##### RECORDS TO PROCESS #####

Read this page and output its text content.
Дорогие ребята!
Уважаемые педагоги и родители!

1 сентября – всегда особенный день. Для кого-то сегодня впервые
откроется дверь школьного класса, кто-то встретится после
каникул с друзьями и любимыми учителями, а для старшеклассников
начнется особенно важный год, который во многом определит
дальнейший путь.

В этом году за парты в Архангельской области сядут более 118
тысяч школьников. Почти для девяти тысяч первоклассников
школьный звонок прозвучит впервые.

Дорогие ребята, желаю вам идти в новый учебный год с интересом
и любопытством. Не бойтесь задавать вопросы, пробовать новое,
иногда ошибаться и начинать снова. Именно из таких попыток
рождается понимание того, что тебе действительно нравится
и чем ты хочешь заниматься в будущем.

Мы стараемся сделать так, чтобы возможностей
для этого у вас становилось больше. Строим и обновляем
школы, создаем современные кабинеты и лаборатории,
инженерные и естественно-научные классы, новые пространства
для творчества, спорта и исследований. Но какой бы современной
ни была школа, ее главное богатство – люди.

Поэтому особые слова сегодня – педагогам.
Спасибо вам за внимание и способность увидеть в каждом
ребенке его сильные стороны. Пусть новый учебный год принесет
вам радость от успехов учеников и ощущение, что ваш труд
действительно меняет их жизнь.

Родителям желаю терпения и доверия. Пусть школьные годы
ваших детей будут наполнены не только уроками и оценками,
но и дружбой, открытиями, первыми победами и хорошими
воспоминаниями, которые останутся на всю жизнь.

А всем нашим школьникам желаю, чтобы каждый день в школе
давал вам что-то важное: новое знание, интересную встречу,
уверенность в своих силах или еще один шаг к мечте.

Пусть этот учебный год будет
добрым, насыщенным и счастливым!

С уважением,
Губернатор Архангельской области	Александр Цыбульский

#####

### WRITTEN TASK
Say only how many lines in the records carry the word "жизнь".

### OUTPUT BELOW
2